-- Written task --
Every line holding the word "ورواه" counts once. Give the total, nothing more.

======== Given data ========

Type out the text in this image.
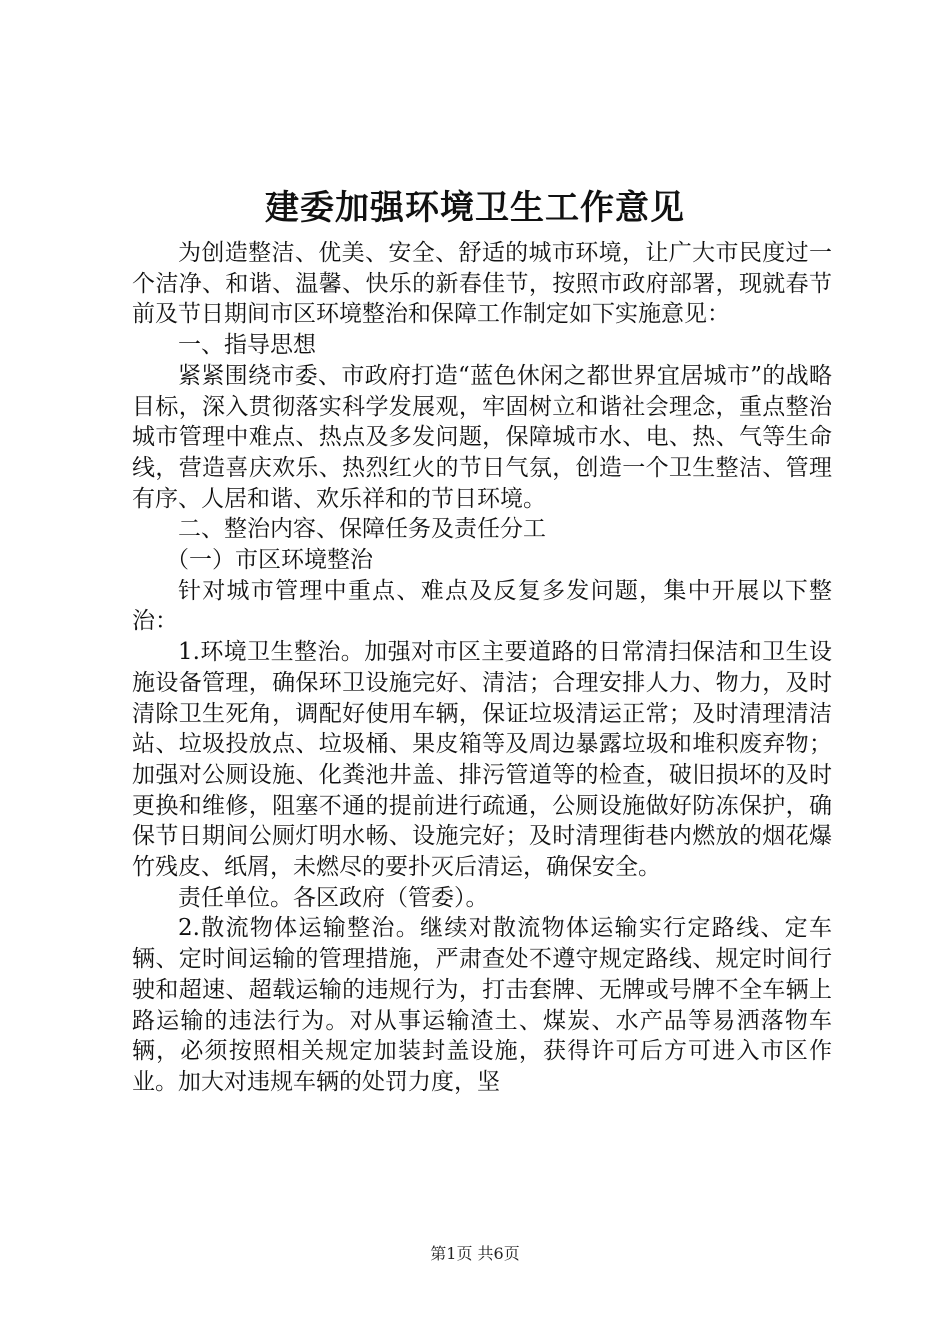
建委加强环境卫生工作意见

为创造整洁、优美、安全、舒适的城市环境，让广大市民度过一个洁净、和谐、温馨、快乐的新春佳节，按照市政府部署，现就春节前及节日期间市区环境整治和保障工作制定如下实施意见：

一、指导思想

紧紧围绕市委、市政府打造“蓝色休闲之都世界宜居城市”的战略目标，深入贯彻落实科学发展观，牢固树立和谐社会理念，重点整治城市管理中难点、热点及多发问题，保障城市水、电、热、气等生命线，营造喜庆欢乐、热烈红火的节日气氛，创造一个卫生整洁、管理有序、人居和谐、欢乐祥和的节日环境。

二、整治内容、保障任务及责任分工

（一）市区环境整治

针对城市管理中重点、难点及反复多发问题，集中开展以下整治：

1.环境卫生整治。加强对市区主要道路的日常清扫保洁和卫生设施设备管理，确保环卫设施完好、清洁；合理安排人力、物力，及时清除卫生死角，调配好使用车辆，保证垃圾清运正常；及时清理清洁站、垃圾投放点、垃圾桶、果皮箱等及周边暴露垃圾和堆积废弃物；加强对公厕设施、化粪池井盖、排污管道等的检查，破旧损坏的及时更换和维修，阻塞不通的提前进行疏通，公厕设施做好防冻保护，确保节日期间公厕灯明水畅、设施完好；及时清理街巷内燃放的烟花爆竹残皮、纸屑，未燃尽的要扑灭后清运，确保安全。

责任单位。各区政府（管委）。

2.散流物体运输整治。继续对散流物体运输实行定路线、定车辆、定时间运输的管理措施，严肃查处不遵守规定路线、规定时间行驶和超速、超载运输的违规行为，打击套牌、无牌或号牌不全车辆上路运输的违法行为。对从事运输渣土、煤炭、水产品等易洒落物车辆，必须按照相关规定加装封盖设施，获得许可后方可进入市区作业。加大对违规车辆的处罚力度，坚

第1页 共6页
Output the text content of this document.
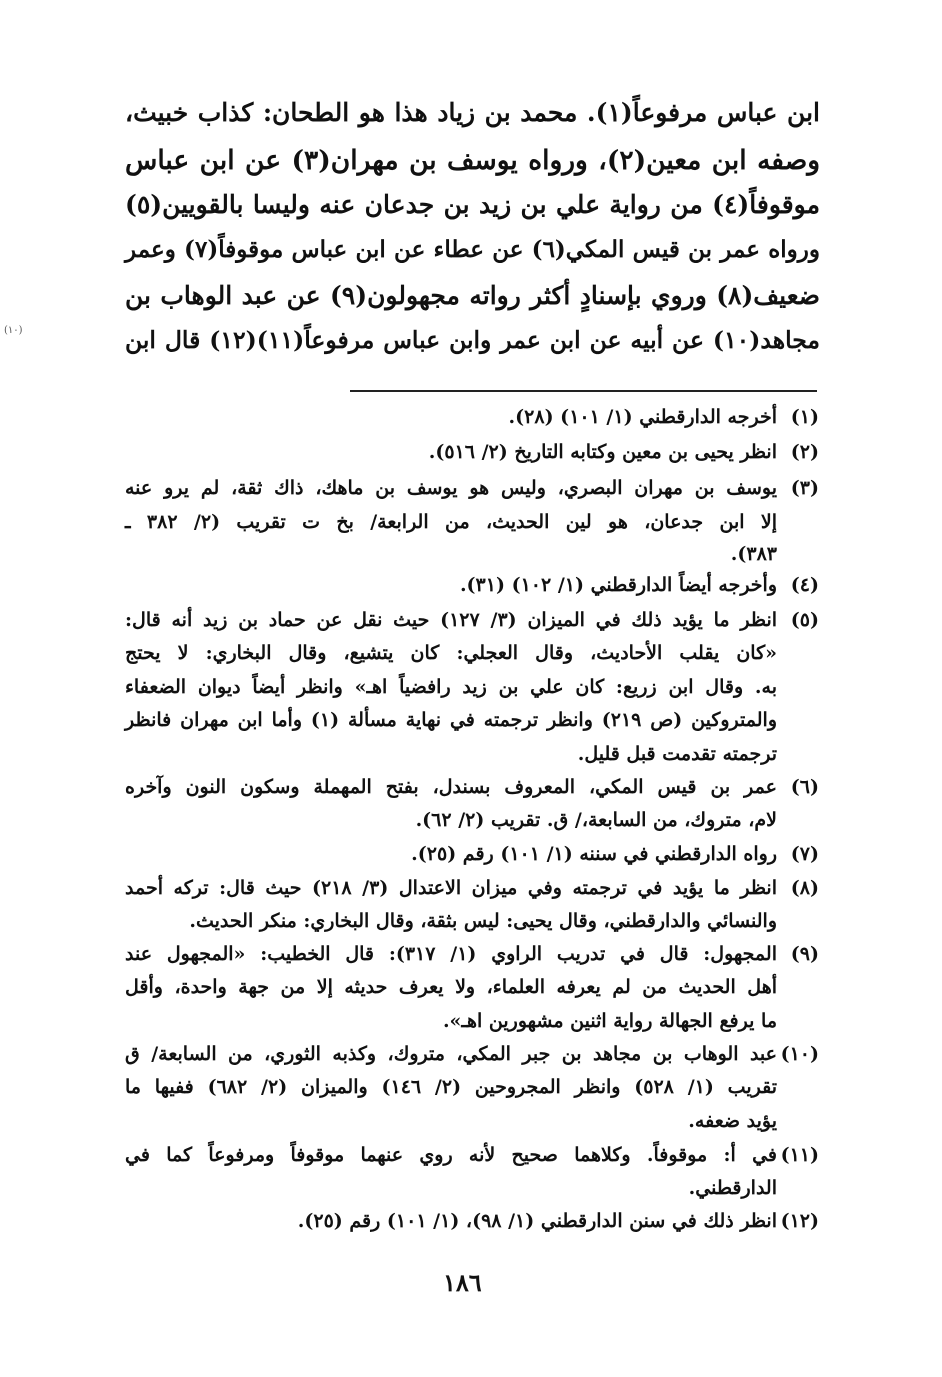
ابن عباس مرفوعاً(١). محمد بن زياد هذا هو الطحان: كذاب خبيث،
وصفه ابن معين(٢)، ورواه يوسف بن مهران(٣) عن ابن عباس
موقوفاً(٤) من رواية علي بن زيد بن جدعان عنه وليسا بالقويين(٥)
ورواه عمر بن قيس المكي(٦) عن عطاء عن ابن عباس موقوفاً(٧) وعمر
ضعيف(٨) وروي بإسنادٍ أكثر رواته مجهولون(٩) عن عبد الوهاب بن
مجاهد(١٠) عن أبيه عن ابن عمر وابن عباس مرفوعاً(١١)(١٢) قال ابن
(١٠)
(١)
أخرجه الدارقطني (١/ ١٠١) (٢٨).
(٢)
انظر يحيى بن معين وكتابه التاريخ (٢/ ٥١٦).
(٣)
يوسف بن مهران البصري، وليس هو يوسف بن ماهك، ذاك ثقة، لم يرو عنه
إلا ابن جدعان، هو لين الحديث، من الرابعة/ بخ ت تقريب (٢/ ٣٨٢ ـ
٣٨٣).
(٤)
وأخرجه أيضاً الدارقطني (١/ ١٠٢) (٣١).
(٥)
انظر ما يؤيد ذلك في الميزان (٣/ ١٢٧) حيث نقل عن حماد بن زيد أنه قال:
«كان يقلب الأحاديث، وقال العجلي: كان يتشيع، وقال البخاري: لا يحتج
به. وقال ابن زريع: كان علي بن زيد رافضياً اهـ» وانظر أيضاً ديوان الضعفاء
والمتروكين (ص ٢١٩) وانظر ترجمته في نهاية مسألة (١) وأما ابن مهران فانظر
ترجمته تقدمت قبل قليل.
(٦)
عمر بن قيس المكي، المعروف بسندل، بفتح المهملة وسكون النون وآخره
لام، متروك، من السابعة،/ ق. تقريب (٢/ ٦٢).
(٧)
رواه الدارقطني في سننه (١/ ١٠١) رقم (٢٥).
(٨)
انظر ما يؤيد في ترجمته وفي ميزان الاعتدال (٣/ ٢١٨) حيث قال: تركه أحمد
والنسائي والدارقطني، وقال يحيى: ليس بثقة، وقال البخاري: منكر الحديث.
(٩)
المجهول: قال في تدريب الراوي (١/ ٣١٧): قال الخطيب: «المجهول عند
أهل الحديث من لم يعرفه العلماء، ولا يعرف حديثه إلا من جهة واحدة، وأقل
ما يرفع الجهالة رواية اثنين مشهورين اهـ».
(١٠)
عبد الوهاب بن مجاهد بن جبر المكي، متروك، وكذبه الثوري، من السابعة/ ق
تقريب (١/ ٥٢٨) وانظر المجروحين (٢/ ١٤٦) والميزان (٢/ ٦٨٢) ففيها ما
يؤيد ضعفه.
(١١)
في أ: موقوفاً. وكلاهما صحيح لأنه روي عنهما موقوفاً ومرفوعاً كما في
الدارقطني.
(١٢)
انظر ذلك في سنن الدارقطني (١/ ٩٨)، (١/ ١٠١) رقم (٢٥).
١٨٦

========

-- Answer to this exercise --
2